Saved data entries
==============================

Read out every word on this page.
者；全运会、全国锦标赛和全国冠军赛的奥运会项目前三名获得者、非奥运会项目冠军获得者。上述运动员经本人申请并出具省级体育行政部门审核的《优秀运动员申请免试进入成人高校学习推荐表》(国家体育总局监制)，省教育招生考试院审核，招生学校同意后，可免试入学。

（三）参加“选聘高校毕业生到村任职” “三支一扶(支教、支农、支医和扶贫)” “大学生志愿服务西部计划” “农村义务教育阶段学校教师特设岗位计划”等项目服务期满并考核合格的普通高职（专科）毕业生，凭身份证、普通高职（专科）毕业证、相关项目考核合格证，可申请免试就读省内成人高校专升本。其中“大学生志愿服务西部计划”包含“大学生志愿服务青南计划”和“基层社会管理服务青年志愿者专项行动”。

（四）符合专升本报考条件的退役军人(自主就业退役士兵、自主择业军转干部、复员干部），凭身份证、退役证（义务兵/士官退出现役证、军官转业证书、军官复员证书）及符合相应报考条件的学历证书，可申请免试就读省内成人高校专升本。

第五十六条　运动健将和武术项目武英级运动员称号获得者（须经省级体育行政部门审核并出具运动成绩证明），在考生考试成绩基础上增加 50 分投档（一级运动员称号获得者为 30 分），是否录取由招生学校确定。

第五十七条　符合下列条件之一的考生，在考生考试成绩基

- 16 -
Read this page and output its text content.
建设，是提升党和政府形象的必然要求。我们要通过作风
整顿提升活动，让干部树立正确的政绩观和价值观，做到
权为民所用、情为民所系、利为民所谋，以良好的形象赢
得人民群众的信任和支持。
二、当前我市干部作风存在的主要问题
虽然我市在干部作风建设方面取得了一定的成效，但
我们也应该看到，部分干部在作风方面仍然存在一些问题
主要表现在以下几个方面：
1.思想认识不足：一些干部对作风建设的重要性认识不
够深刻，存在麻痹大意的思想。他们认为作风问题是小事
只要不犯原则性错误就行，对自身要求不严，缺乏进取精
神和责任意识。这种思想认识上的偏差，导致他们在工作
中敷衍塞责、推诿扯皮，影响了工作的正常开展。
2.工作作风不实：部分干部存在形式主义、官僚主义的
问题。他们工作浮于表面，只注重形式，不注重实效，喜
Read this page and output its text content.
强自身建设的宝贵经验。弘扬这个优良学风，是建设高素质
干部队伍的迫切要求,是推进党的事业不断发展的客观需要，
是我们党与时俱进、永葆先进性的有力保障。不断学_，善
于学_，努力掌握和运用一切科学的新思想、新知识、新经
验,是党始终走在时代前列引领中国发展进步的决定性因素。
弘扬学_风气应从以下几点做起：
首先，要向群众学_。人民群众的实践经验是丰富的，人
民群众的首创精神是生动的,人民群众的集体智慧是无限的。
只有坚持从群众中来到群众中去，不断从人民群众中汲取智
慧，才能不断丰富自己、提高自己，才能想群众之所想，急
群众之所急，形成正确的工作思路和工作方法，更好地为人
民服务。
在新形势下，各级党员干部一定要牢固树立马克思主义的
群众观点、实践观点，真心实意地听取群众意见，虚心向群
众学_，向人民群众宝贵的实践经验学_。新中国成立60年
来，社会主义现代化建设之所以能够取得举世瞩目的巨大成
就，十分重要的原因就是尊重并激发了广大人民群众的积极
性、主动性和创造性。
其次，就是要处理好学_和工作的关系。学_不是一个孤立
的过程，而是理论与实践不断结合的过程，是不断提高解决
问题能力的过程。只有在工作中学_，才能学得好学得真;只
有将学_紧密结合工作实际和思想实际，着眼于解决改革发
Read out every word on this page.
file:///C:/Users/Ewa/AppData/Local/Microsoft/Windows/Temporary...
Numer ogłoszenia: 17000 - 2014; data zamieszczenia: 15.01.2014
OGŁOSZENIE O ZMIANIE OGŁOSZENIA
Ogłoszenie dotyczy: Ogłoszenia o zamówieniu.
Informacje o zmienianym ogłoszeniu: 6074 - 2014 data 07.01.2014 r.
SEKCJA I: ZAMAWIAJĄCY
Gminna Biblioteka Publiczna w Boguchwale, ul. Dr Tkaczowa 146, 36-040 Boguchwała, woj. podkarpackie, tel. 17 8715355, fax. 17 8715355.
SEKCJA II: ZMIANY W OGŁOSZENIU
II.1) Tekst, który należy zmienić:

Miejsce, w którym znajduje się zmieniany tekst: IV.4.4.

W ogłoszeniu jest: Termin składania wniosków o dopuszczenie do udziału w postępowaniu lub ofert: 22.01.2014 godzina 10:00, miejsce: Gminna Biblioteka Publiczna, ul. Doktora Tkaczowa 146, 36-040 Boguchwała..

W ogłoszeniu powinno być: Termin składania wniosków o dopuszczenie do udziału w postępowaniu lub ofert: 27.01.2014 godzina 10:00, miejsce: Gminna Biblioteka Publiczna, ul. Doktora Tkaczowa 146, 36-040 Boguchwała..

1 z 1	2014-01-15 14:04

==============================

▸ TASK REQUIREMENTS
Which lines contain "凭身份证"? Copy each of them out.

▸ WRITTEN ANSWER
（三）参加“选聘高校毕业生到村任职” “三支一扶(支教、支农、支医和扶贫)” “大学生志愿服务西部计划” “农村义务教育阶段学校教师特设岗位计划”等项目服务期满并考核合格的普通高职（专科）毕业生，凭身份证、普通高职（专科）毕业证、相关项目考核合格证，可申请免试就读省内成人高校专升本。其中“大学生志愿服务西部计划”包含“大学生志愿服务青南计划”和“基层社会管理服务青年志愿者专项行动”。
（四）符合专升本报考条件的退役军人(自主就业退役士兵、自主择业军转干部、复员干部），凭身份证、退役证（义务兵/士官退出现役证、军官转业证书、军官复员证书）及符合相应报考条件的学历证书，可申请免试就读省内成人高校专升本。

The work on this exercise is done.